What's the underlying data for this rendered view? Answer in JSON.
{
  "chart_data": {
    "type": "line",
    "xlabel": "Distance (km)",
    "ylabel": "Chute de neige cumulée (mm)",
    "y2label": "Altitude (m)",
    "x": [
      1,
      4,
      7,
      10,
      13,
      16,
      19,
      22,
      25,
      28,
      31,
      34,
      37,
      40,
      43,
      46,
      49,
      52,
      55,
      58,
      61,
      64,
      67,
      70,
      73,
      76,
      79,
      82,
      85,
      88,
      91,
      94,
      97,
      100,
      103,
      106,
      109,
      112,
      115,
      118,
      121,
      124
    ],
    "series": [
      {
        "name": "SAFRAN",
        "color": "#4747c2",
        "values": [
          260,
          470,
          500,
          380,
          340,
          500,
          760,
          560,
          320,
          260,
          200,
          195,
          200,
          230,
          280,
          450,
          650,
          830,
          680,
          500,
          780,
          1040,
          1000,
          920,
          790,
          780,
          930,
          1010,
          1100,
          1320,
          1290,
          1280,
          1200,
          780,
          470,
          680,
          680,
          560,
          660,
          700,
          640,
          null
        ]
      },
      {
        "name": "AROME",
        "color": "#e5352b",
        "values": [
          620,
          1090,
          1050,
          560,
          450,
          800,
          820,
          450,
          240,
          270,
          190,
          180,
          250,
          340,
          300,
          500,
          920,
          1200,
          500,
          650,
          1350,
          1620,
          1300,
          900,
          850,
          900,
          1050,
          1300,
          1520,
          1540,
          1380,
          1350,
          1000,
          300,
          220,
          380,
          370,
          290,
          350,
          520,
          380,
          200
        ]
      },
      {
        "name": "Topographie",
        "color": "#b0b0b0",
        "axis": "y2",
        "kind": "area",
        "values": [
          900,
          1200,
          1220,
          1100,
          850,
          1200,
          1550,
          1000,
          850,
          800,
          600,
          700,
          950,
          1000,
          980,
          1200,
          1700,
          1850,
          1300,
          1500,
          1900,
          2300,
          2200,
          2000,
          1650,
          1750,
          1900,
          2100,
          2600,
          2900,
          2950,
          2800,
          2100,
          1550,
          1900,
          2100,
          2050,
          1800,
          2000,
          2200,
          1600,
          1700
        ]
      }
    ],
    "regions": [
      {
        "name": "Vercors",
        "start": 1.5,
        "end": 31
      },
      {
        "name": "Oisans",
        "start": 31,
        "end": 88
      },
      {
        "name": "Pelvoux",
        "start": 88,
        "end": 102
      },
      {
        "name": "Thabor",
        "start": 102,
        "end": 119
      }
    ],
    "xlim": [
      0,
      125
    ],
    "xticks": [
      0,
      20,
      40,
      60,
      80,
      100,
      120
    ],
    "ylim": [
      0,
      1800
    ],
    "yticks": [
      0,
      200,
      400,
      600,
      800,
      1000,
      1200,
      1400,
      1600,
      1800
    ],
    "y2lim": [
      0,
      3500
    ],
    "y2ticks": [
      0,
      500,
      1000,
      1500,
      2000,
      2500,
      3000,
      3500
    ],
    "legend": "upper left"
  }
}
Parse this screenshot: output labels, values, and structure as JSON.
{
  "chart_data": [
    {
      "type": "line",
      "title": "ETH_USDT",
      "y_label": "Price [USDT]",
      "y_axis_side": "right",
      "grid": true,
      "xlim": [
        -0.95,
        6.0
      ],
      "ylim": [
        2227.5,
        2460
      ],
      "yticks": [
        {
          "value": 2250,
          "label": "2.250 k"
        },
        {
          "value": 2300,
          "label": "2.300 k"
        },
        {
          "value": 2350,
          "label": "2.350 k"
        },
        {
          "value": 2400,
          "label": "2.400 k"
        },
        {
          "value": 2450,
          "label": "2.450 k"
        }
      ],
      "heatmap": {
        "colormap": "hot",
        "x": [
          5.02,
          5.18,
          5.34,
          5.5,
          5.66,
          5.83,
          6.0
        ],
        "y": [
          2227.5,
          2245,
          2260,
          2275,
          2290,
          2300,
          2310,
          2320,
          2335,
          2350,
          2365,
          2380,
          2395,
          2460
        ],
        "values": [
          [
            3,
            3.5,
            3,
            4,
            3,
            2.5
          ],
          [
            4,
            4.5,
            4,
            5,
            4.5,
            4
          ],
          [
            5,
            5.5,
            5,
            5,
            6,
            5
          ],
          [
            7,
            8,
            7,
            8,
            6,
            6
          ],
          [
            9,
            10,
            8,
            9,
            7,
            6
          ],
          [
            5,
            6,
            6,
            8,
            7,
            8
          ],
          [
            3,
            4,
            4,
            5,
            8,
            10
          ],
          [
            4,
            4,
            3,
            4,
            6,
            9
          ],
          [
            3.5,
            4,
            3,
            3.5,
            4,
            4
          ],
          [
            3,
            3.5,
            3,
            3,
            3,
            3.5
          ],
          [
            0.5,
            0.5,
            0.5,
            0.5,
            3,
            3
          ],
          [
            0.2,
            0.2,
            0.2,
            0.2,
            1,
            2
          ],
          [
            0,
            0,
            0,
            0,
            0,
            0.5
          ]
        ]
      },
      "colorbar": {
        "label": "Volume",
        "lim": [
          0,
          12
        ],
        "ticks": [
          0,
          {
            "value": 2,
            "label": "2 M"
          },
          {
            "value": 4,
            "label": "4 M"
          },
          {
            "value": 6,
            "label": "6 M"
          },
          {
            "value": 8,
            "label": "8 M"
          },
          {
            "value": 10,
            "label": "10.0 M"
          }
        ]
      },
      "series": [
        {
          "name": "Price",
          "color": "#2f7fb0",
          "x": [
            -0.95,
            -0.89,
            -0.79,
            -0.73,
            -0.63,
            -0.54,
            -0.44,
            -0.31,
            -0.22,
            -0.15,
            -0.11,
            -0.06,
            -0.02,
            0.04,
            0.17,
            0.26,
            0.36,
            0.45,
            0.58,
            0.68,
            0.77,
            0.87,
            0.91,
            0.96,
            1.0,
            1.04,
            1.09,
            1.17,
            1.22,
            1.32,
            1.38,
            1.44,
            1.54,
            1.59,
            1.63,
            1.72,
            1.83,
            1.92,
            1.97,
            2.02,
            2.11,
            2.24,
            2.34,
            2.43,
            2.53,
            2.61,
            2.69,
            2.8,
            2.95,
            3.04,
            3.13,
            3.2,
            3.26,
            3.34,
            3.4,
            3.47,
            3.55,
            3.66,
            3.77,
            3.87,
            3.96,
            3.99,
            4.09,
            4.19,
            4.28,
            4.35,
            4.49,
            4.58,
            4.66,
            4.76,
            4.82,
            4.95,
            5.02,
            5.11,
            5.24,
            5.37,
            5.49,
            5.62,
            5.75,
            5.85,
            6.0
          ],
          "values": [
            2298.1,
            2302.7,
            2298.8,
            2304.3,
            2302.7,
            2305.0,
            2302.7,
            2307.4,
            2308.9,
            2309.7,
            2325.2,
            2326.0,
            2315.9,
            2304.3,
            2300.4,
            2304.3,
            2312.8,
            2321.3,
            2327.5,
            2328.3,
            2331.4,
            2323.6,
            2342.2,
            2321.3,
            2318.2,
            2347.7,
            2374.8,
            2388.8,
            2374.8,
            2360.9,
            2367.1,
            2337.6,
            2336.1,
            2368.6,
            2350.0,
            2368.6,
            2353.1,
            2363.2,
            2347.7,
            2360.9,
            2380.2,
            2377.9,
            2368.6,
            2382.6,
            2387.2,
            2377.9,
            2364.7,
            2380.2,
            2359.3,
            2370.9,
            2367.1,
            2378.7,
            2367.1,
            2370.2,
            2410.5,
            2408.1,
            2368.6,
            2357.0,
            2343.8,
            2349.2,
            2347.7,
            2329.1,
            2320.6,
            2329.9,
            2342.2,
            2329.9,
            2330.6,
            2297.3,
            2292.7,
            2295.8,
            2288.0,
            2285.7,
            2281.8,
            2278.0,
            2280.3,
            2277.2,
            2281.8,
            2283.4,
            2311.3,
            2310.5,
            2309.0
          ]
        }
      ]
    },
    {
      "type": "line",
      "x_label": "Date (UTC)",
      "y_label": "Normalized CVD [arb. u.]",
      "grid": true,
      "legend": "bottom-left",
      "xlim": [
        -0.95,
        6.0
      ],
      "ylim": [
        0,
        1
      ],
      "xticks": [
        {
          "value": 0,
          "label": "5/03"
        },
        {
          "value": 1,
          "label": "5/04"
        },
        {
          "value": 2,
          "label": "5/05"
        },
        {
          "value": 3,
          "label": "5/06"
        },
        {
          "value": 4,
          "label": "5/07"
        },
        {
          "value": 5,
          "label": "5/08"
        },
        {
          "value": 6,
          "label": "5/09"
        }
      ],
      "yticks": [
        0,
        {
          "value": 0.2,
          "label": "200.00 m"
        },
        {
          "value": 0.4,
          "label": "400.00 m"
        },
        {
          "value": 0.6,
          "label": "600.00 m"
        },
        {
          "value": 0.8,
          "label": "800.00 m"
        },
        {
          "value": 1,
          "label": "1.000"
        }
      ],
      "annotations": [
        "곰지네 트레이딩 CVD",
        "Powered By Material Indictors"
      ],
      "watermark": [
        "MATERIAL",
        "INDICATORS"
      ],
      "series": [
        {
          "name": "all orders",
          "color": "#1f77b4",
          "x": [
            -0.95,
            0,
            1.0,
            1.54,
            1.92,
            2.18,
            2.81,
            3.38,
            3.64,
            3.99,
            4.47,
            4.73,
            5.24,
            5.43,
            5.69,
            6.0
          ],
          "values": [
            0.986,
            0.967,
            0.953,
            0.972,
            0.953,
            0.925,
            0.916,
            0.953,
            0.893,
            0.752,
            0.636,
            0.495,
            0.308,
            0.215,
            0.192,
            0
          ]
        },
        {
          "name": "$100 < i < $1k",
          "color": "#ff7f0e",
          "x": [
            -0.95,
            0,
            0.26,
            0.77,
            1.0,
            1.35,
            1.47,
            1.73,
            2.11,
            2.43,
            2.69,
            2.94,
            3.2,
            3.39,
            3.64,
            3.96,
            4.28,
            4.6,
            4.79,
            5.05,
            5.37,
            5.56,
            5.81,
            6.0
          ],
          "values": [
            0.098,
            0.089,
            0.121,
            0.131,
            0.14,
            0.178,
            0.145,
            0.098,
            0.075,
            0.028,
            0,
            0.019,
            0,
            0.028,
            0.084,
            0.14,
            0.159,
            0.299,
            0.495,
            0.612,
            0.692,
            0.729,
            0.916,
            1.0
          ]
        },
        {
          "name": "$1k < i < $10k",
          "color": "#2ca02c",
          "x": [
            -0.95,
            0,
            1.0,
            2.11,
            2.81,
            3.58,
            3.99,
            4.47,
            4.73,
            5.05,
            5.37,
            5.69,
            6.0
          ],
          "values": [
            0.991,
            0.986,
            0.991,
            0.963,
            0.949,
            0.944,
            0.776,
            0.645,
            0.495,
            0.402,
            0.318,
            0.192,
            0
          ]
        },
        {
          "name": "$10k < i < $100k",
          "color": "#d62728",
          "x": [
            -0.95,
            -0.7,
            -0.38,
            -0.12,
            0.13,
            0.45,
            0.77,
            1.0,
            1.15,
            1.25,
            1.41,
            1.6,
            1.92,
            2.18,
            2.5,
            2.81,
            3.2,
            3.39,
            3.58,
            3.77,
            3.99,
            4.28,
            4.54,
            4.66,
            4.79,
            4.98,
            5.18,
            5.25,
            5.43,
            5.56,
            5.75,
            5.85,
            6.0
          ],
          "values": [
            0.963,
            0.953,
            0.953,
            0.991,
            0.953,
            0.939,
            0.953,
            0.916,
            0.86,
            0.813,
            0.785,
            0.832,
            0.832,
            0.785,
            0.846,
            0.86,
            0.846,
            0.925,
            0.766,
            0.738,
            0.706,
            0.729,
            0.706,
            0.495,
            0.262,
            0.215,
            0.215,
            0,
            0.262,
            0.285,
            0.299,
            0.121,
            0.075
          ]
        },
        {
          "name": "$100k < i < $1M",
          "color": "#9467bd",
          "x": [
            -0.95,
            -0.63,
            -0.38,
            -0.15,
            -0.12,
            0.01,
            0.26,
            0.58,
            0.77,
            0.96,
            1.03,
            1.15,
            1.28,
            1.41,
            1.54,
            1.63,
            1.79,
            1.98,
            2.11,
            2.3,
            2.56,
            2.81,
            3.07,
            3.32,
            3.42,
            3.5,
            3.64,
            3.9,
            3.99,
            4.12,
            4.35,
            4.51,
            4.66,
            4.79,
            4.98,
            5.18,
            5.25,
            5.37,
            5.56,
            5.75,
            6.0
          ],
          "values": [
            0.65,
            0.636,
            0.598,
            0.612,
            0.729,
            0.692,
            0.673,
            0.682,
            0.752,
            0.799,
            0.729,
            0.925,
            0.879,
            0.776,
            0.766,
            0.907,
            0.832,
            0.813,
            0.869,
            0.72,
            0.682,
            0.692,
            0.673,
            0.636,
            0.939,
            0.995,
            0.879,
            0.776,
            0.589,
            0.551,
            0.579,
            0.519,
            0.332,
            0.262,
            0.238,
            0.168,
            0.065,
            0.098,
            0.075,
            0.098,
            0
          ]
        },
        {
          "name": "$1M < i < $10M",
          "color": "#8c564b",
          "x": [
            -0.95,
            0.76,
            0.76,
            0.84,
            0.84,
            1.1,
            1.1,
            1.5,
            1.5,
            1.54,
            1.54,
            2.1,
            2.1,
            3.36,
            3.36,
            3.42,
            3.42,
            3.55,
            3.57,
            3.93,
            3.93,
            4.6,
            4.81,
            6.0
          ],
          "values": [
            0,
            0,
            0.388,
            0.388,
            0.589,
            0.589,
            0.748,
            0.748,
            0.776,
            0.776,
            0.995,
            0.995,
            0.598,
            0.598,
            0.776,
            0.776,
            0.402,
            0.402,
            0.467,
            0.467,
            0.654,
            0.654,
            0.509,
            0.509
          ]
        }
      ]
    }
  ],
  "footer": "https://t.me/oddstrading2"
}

· · · · · · ·

* Work instructions *
Copy all lines from the listing that contain "this".

* The completed task *
What's the underlying data for this rendered view? Answer in JSON.
Parse this screenshot: output labels, values, and structure as JSON.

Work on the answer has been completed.